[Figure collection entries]
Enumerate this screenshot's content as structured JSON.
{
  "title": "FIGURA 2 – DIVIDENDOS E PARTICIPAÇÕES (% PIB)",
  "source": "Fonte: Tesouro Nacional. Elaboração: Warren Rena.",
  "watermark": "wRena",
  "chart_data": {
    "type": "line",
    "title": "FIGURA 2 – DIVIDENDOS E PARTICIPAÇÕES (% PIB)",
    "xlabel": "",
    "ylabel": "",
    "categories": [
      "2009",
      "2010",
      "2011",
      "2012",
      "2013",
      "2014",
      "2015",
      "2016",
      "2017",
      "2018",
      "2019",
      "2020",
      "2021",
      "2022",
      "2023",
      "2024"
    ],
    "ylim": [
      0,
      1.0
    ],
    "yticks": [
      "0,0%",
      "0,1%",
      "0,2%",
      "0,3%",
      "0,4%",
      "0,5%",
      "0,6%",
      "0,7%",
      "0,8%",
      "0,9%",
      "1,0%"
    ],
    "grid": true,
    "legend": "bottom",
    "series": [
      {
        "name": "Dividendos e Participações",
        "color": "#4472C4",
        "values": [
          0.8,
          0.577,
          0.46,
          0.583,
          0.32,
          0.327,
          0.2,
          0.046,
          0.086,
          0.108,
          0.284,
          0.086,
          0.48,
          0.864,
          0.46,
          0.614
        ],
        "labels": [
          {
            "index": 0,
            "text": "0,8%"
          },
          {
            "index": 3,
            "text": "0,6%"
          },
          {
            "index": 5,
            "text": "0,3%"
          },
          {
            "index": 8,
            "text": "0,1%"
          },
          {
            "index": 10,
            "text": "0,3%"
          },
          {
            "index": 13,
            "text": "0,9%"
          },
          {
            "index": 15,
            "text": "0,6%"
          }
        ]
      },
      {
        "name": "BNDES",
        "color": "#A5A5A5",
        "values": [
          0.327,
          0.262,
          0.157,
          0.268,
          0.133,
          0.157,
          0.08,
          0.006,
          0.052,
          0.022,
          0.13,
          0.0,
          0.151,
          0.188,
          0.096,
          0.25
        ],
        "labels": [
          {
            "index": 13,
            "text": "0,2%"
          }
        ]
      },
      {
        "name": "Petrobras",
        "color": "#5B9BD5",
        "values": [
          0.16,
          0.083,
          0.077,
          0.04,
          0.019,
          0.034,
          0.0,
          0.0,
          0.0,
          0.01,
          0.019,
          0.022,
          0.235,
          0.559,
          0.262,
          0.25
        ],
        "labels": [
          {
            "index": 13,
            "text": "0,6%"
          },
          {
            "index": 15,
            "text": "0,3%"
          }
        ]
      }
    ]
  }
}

→ DIRECTIONS FOR THIS TASK: State the number of lines in the records that contain the string "index", and nothing more.

→ EXPECTED ANSWER: 10